Aim of the exercise ▸ Copy every record below, exactly as written.

[Dataset items]
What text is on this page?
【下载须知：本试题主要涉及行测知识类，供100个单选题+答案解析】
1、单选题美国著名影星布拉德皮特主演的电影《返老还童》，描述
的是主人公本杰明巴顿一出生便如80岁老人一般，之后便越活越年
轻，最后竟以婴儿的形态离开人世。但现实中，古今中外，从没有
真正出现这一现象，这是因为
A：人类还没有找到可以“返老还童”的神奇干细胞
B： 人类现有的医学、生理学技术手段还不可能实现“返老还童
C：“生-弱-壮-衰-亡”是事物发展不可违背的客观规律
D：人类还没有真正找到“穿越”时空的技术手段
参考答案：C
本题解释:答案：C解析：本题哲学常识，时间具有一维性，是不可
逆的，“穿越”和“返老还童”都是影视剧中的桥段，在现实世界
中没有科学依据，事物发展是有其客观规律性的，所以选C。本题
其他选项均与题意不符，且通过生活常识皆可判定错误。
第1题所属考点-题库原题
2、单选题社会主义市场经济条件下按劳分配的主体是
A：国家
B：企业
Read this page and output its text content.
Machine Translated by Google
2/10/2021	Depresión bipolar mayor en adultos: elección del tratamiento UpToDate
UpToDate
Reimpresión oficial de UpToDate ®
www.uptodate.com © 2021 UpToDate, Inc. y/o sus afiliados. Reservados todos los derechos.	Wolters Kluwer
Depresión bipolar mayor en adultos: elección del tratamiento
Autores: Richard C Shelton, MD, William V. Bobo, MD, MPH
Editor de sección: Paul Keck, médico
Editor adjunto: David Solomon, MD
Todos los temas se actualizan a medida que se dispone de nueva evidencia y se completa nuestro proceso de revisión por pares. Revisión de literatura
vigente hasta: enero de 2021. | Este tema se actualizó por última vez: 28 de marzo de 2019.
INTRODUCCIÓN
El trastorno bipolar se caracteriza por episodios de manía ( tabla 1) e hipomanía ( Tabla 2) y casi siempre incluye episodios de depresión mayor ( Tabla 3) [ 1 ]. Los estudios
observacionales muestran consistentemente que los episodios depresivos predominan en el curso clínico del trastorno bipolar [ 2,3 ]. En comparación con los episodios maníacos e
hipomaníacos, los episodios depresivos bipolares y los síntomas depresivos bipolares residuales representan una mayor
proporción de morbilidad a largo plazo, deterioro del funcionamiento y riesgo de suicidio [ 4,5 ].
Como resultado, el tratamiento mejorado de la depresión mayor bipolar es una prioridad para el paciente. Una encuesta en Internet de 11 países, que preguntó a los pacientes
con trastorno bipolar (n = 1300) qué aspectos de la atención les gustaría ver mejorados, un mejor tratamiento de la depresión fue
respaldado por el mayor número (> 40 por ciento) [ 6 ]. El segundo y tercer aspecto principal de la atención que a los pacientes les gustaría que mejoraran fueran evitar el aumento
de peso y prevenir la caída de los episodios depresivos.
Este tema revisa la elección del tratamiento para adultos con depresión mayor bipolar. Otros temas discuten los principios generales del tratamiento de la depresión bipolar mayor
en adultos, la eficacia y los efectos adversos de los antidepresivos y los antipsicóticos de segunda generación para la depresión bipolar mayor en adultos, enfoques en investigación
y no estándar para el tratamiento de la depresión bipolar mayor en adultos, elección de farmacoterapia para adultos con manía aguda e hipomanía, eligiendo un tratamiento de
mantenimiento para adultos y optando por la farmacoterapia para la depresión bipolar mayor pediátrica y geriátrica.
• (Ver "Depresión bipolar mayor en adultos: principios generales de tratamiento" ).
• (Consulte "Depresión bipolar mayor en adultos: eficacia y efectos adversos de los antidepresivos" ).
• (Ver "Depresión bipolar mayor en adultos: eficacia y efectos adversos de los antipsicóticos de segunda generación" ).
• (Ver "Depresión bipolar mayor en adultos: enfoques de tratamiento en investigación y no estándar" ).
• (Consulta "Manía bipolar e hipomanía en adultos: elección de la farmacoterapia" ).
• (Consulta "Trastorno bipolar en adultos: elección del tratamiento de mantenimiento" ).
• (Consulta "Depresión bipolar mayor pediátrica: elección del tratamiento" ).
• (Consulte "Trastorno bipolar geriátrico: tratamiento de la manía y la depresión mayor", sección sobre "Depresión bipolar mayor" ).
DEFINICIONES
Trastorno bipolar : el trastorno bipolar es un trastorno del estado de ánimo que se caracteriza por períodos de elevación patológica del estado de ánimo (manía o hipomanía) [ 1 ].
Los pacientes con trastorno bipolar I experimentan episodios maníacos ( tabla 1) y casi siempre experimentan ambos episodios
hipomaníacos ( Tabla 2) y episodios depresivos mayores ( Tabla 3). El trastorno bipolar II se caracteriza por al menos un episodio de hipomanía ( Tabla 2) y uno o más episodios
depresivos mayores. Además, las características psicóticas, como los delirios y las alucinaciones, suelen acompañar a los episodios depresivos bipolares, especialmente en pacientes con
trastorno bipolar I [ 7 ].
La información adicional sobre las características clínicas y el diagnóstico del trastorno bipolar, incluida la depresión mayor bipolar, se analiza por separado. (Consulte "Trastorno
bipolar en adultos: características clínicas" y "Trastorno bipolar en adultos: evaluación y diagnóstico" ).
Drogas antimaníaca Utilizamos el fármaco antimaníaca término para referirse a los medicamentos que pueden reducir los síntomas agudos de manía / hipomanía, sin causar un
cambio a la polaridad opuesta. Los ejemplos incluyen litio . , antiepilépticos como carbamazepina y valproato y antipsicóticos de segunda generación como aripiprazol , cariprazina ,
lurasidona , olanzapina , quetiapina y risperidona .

Result of this exercise ▸
What text is on this page?
【下载须知：本试题主要涉及行测知识类，供100个单选题+答案解析】
1、单选题美国著名影星布拉德皮特主演的电影《返老还童》，描述
的是主人公本杰明巴顿一出生便如80岁老人一般，之后便越活越年
轻，最后竟以婴儿的形态离开人世。但现实中，古今中外，从没有
真正出现这一现象，这是因为
A：人类还没有找到可以“返老还童”的神奇干细胞
B： 人类现有的医学、生理学技术手段还不可能实现“返老还童
C：“生-弱-壮-衰-亡”是事物发展不可违背的客观规律
D：人类还没有真正找到“穿越”时空的技术手段
参考答案：C
本题解释:答案：C解析：本题哲学常识，时间具有一维性，是不可
逆的，“穿越”和“返老还童”都是影视剧中的桥段，在现实世界
中没有科学依据，事物发展是有其客观规律性的，所以选C。本题
其他选项均与题意不符，且通过生活常识皆可判定错误。
第1题所属考点-题库原题
2、单选题社会主义市场经济条件下按劳分配的主体是
A：国家
B：企业
Read this page and output its text content.
Machine Translated by Google
2/10/2021	Depresión bipolar mayor en adultos: elección del tratamiento UpToDate
UpToDate
Reimpresión oficial de UpToDate ®
www.uptodate.com © 2021 UpToDate, Inc. y/o sus afiliados. Reservados todos los derechos.	Wolters Kluwer
Depresión bipolar mayor en adultos: elección del tratamiento
Autores: Richard C Shelton, MD, William V. Bobo, MD, MPH
Editor de sección: Paul Keck, médico
Editor adjunto: David Solomon, MD
Todos los temas se actualizan a medida que se dispone de nueva evidencia y se completa nuestro proceso de revisión por pares. Revisión de literatura
vigente hasta: enero de 2021. | Este tema se actualizó por última vez: 28 de marzo de 2019.
INTRODUCCIÓN
El trastorno bipolar se caracteriza por episodios de manía ( tabla 1) e hipomanía ( Tabla 2) y casi siempre incluye episodios de depresión mayor ( Tabla 3) [ 1 ]. Los estudios
observacionales muestran consistentemente que los episodios depresivos predominan en el curso clínico del trastorno bipolar [ 2,3 ]. En comparación con los episodios maníacos e
hipomaníacos, los episodios depresivos bipolares y los síntomas depresivos bipolares residuales representan una mayor
proporción de morbilidad a largo plazo, deterioro del funcionamiento y riesgo de suicidio [ 4,5 ].
Como resultado, el tratamiento mejorado de la depresión mayor bipolar es una prioridad para el paciente. Una encuesta en Internet de 11 países, que preguntó a los pacientes
con trastorno bipolar (n = 1300) qué aspectos de la atención les gustaría ver mejorados, un mejor tratamiento de la depresión fue
respaldado por el mayor número (> 40 por ciento) [ 6 ]. El segundo y tercer aspecto principal de la atención que a los pacientes les gustaría que mejoraran fueran evitar el aumento
de peso y prevenir la caída de los episodios depresivos.
Este tema revisa la elección del tratamiento para adultos con depresión mayor bipolar. Otros temas discuten los principios generales del tratamiento de la depresión bipolar mayor
en adultos, la eficacia y los efectos adversos de los antidepresivos y los antipsicóticos de segunda generación para la depresión bipolar mayor en adultos, enfoques en investigación
y no estándar para el tratamiento de la depresión bipolar mayor en adultos, elección de farmacoterapia para adultos con manía aguda e hipomanía, eligiendo un tratamiento de
mantenimiento para adultos y optando por la farmacoterapia para la depresión bipolar mayor pediátrica y geriátrica.
• (Ver "Depresión bipolar mayor en adultos: principios generales de tratamiento" ).
• (Consulte "Depresión bipolar mayor en adultos: eficacia y efectos adversos de los antidepresivos" ).
• (Ver "Depresión bipolar mayor en adultos: eficacia y efectos adversos de los antipsicóticos de segunda generación" ).
• (Ver "Depresión bipolar mayor en adultos: enfoques de tratamiento en investigación y no estándar" ).
• (Consulta "Manía bipolar e hipomanía en adultos: elección de la farmacoterapia" ).
• (Consulta "Trastorno bipolar en adultos: elección del tratamiento de mantenimiento" ).
• (Consulta "Depresión bipolar mayor pediátrica: elección del tratamiento" ).
• (Consulte "Trastorno bipolar geriátrico: tratamiento de la manía y la depresión mayor", sección sobre "Depresión bipolar mayor" ).
DEFINICIONES
Trastorno bipolar : el trastorno bipolar es un trastorno del estado de ánimo que se caracteriza por períodos de elevación patológica del estado de ánimo (manía o hipomanía) [ 1 ].
Los pacientes con trastorno bipolar I experimentan episodios maníacos ( tabla 1) y casi siempre experimentan ambos episodios
hipomaníacos ( Tabla 2) y episodios depresivos mayores ( Tabla 3). El trastorno bipolar II se caracteriza por al menos un episodio de hipomanía ( Tabla 2) y uno o más episodios
depresivos mayores. Además, las características psicóticas, como los delirios y las alucinaciones, suelen acompañar a los episodios depresivos bipolares, especialmente en pacientes con
trastorno bipolar I [ 7 ].
La información adicional sobre las características clínicas y el diagnóstico del trastorno bipolar, incluida la depresión mayor bipolar, se analiza por separado. (Consulte "Trastorno
bipolar en adultos: características clínicas" y "Trastorno bipolar en adultos: evaluación y diagnóstico" ).
Drogas antimaníaca Utilizamos el fármaco antimaníaca término para referirse a los medicamentos que pueden reducir los síntomas agudos de manía / hipomanía, sin causar un
cambio a la polaridad opuesta. Los ejemplos incluyen litio . , antiepilépticos como carbamazepina y valproato y antipsicóticos de segunda generación como aripiprazol , cariprazina ,
lurasidona , olanzapina , quetiapina y risperidona .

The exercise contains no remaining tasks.